THE REQUEST:
Go through the entries and say how many lines contain the string "средств". The number is the whole answer.

Collection entries:
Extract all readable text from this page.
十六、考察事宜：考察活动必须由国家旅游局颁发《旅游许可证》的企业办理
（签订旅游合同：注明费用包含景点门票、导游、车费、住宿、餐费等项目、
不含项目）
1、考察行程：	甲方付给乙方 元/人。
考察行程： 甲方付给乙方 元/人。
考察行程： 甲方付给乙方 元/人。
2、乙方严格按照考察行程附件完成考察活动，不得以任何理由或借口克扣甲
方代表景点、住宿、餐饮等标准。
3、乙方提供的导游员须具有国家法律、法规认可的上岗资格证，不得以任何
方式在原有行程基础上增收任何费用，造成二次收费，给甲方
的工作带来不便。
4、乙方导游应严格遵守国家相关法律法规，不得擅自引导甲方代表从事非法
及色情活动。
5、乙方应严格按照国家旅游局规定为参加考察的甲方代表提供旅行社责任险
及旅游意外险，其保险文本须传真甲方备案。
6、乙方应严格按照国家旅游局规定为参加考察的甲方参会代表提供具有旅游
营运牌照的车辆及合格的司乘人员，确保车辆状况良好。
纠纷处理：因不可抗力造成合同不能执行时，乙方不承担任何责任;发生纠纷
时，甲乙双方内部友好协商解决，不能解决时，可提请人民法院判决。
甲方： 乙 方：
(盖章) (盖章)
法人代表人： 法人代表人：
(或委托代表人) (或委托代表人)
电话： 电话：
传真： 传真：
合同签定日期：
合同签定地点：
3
--
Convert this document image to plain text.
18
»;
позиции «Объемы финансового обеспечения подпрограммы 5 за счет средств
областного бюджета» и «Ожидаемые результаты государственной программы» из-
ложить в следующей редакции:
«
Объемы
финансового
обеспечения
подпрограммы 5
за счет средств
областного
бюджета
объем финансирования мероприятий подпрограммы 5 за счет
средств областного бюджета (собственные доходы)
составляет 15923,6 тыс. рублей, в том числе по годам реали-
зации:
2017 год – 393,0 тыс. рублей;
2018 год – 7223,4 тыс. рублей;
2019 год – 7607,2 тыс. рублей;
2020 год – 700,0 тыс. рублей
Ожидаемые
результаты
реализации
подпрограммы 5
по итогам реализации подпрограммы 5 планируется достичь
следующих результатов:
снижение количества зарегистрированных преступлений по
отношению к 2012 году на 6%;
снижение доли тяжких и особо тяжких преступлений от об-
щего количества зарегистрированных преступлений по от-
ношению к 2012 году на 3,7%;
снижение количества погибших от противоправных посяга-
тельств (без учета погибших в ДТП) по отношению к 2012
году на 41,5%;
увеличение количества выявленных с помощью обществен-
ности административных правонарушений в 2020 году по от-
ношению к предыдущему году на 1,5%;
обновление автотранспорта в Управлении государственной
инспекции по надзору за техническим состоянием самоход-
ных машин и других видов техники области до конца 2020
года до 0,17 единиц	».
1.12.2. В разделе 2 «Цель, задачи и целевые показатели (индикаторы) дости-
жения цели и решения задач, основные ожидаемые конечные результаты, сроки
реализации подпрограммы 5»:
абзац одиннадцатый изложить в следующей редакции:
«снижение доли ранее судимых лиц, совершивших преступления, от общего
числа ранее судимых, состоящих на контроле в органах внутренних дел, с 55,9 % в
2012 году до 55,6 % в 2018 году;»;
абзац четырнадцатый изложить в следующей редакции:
...
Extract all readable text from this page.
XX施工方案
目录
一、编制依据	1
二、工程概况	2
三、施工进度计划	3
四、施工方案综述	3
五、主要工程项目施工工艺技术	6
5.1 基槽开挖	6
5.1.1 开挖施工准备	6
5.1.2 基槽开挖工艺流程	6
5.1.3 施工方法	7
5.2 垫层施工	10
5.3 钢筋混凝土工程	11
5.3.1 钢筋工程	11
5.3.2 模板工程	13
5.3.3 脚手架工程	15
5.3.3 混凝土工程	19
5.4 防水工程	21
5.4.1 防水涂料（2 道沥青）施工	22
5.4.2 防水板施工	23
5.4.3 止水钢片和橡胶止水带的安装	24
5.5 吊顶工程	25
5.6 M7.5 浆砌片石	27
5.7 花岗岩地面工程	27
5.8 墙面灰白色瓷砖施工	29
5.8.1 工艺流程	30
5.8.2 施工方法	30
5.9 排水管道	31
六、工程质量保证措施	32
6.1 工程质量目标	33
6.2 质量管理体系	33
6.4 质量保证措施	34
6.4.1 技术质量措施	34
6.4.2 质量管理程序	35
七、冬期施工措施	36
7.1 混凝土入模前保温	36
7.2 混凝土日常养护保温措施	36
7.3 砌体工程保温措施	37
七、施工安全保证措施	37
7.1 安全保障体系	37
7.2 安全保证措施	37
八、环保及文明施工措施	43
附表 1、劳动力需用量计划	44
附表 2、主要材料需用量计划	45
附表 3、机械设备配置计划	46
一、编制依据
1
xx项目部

FINAL RESULT:
3